> **Your objective**
From the listing, collect all lines containing the word "screenshot".

> **Extracted records**

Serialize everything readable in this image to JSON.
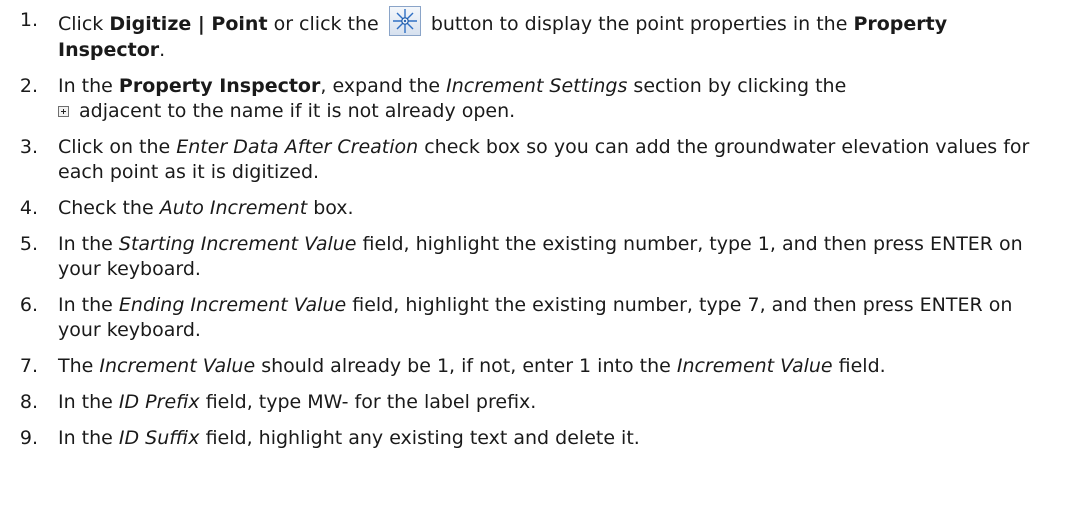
{
  "steps": [
    {
      "num": "1.",
      "t1": "Click ",
      "b1": "Digitize | Point",
      "t2": " or click the ",
      "t3": " button to display the point properties in the ",
      "b2": "Property Inspector",
      "t4": "."
    },
    {
      "num": "2.",
      "t1": "In the ",
      "b1": "Property Inspector",
      "t2": ", expand the ",
      "i1": "Increment Settings",
      "t3": " section by clicking the ",
      "t4": " adjacent to the name if it is not already open."
    },
    {
      "num": "3.",
      "t1": "Click on the ",
      "i1": "Enter Data After Creation",
      "t2": " check box so you can add the groundwater elevation values for each point as it is digitized."
    },
    {
      "num": "4.",
      "t1": "Check the ",
      "i1": "Auto Increment",
      "t2": " box."
    },
    {
      "num": "5.",
      "t1": "In the ",
      "i1": "Starting Increment Value",
      "t2": " field, highlight the existing number, type 1, and then press ENTER on your keyboard."
    },
    {
      "num": "6.",
      "t1": "In the ",
      "i1": "Ending Increment Value",
      "t2": " field, highlight the existing number, type 7, and then press ENTER on your keyboard."
    },
    {
      "num": "7.",
      "t1": "The ",
      "i1": "Increment Value",
      "t2": " should already be 1, if not, enter 1 into the ",
      "i2": "Increment Value",
      "t3": " field."
    },
    {
      "num": "8.",
      "t1": "In the ",
      "i1": "ID Prefix",
      "t2": " field, type MW- for the label prefix."
    },
    {
      "num": "9.",
      "t1": "In the ",
      "i1": "ID Suffix",
      "t2": " field, highlight any existing text and delete it."
    }
  ],
  "icons": {
    "point_button": "digitize-point-icon",
    "expand": "expand-plus-icon"
  }
}
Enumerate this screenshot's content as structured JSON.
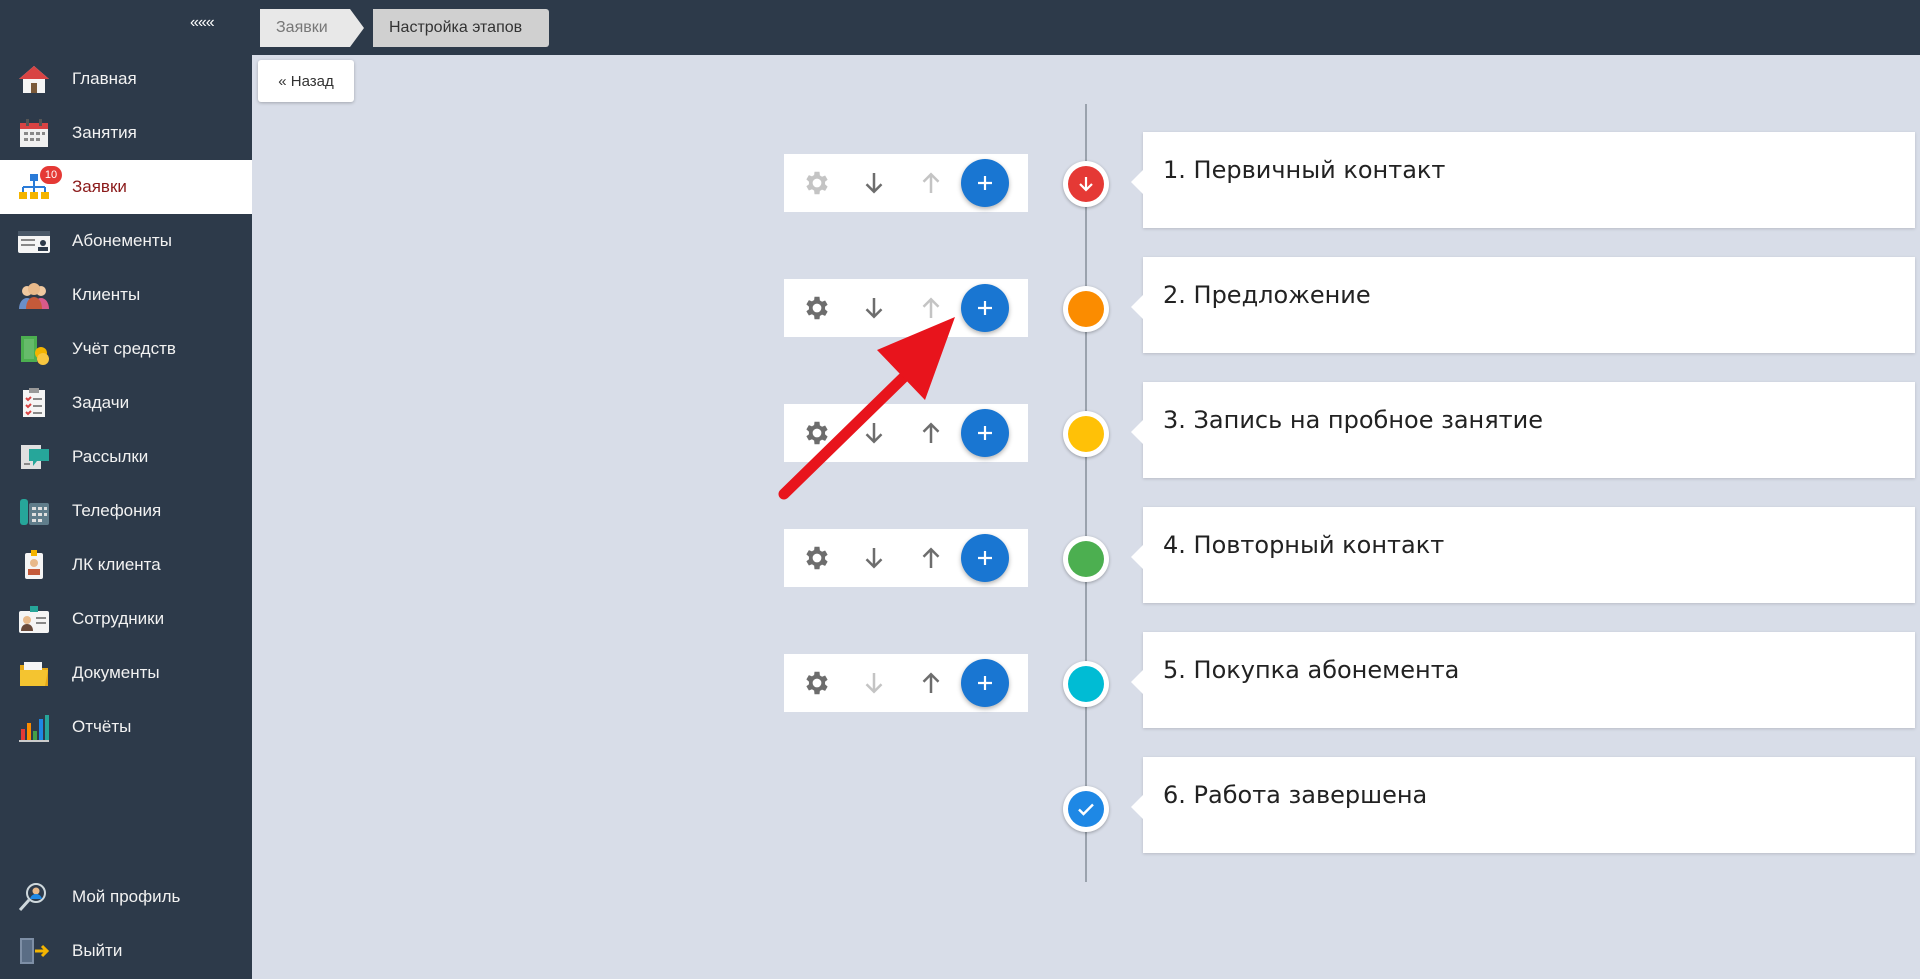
{
  "sidebar": {
    "collapse_label": "«««",
    "items": [
      {
        "label": "Главная",
        "icon": "home-icon"
      },
      {
        "label": "Занятия",
        "icon": "calendar-icon"
      },
      {
        "label": "Заявки",
        "icon": "org-chart-icon",
        "badge": "10",
        "active": true
      },
      {
        "label": "Абонементы",
        "icon": "membership-card-icon"
      },
      {
        "label": "Клиенты",
        "icon": "clients-icon"
      },
      {
        "label": "Учёт средств",
        "icon": "money-icon"
      },
      {
        "label": "Задачи",
        "icon": "tasks-icon"
      },
      {
        "label": "Рассылки",
        "icon": "mailing-icon"
      },
      {
        "label": "Телефония",
        "icon": "phone-icon"
      },
      {
        "label": "ЛК клиента",
        "icon": "client-badge-icon"
      },
      {
        "label": "Сотрудники",
        "icon": "staff-icon"
      },
      {
        "label": "Документы",
        "icon": "documents-icon"
      },
      {
        "label": "Отчёты",
        "icon": "reports-icon"
      }
    ],
    "bottom_items": [
      {
        "label": "Мой профиль",
        "icon": "profile-icon"
      },
      {
        "label": "Выйти",
        "icon": "logout-icon"
      }
    ]
  },
  "breadcrumbs": [
    {
      "label": "Заявки"
    },
    {
      "label": "Настройка этапов"
    }
  ],
  "back_button": {
    "label": "« Назад"
  },
  "colors": {
    "sidebar_bg": "#2d3a4a",
    "content_bg": "#d8dde8",
    "accent_blue": "#1976d2",
    "annotation_arrow": "#e8141c"
  },
  "stages": [
    {
      "title": "1. Первичный контакт",
      "color": "#e53935",
      "marker_icon": "arrow-down-icon",
      "has_toolbar": true,
      "gear_enabled": false,
      "down_enabled": true,
      "up_enabled": false
    },
    {
      "title": "2. Предложение",
      "color": "#fb8c00",
      "marker_icon": "",
      "has_toolbar": true,
      "gear_enabled": true,
      "down_enabled": true,
      "up_enabled": false
    },
    {
      "title": "3. Запись на пробное занятие",
      "color": "#ffc107",
      "marker_icon": "",
      "has_toolbar": true,
      "gear_enabled": true,
      "down_enabled": true,
      "up_enabled": true
    },
    {
      "title": "4. Повторный контакт",
      "color": "#4caf50",
      "marker_icon": "",
      "has_toolbar": true,
      "gear_enabled": true,
      "down_enabled": true,
      "up_enabled": true
    },
    {
      "title": "5. Покупка абонемента",
      "color": "#00bcd4",
      "marker_icon": "",
      "has_toolbar": true,
      "gear_enabled": true,
      "down_enabled": false,
      "up_enabled": true
    },
    {
      "title": "6. Работа завершена",
      "color": "#1e88e5",
      "marker_icon": "check-icon",
      "has_toolbar": false
    }
  ]
}
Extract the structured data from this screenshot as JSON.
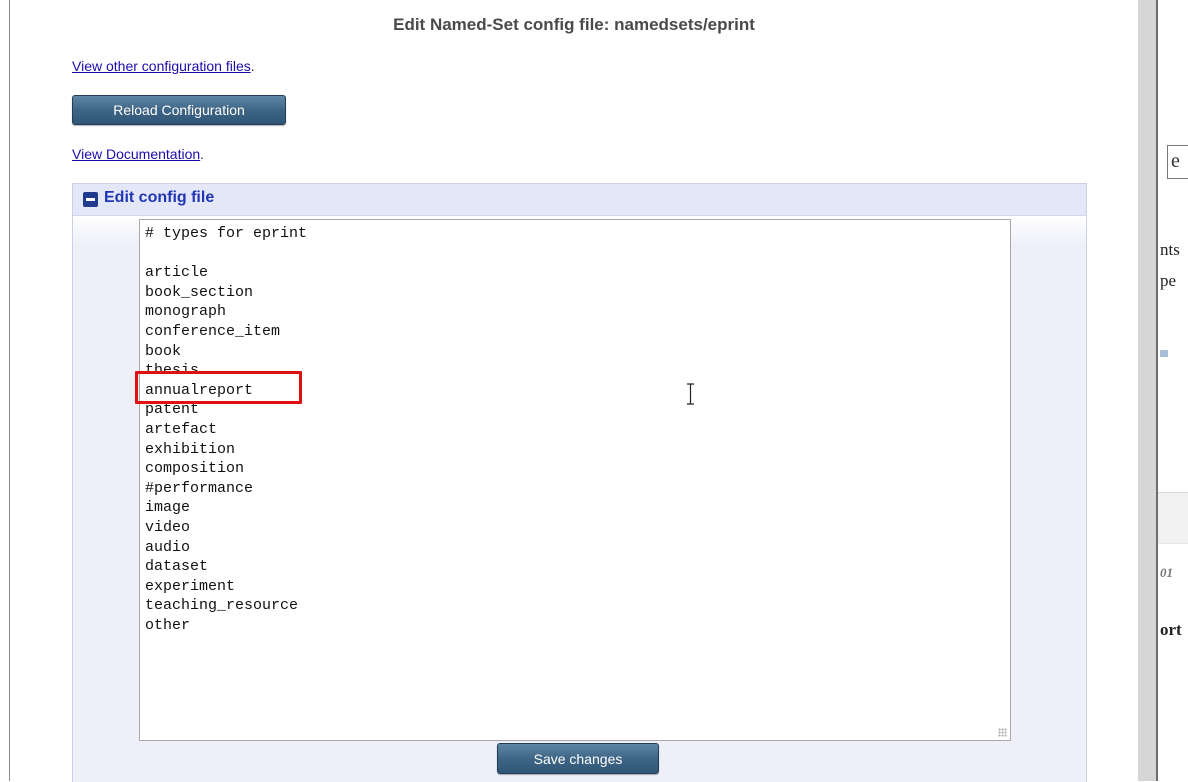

> **Worked answer**
Enumerate this screenshot's content as structured JSON.
Extract the structured data from this screenshot as JSON.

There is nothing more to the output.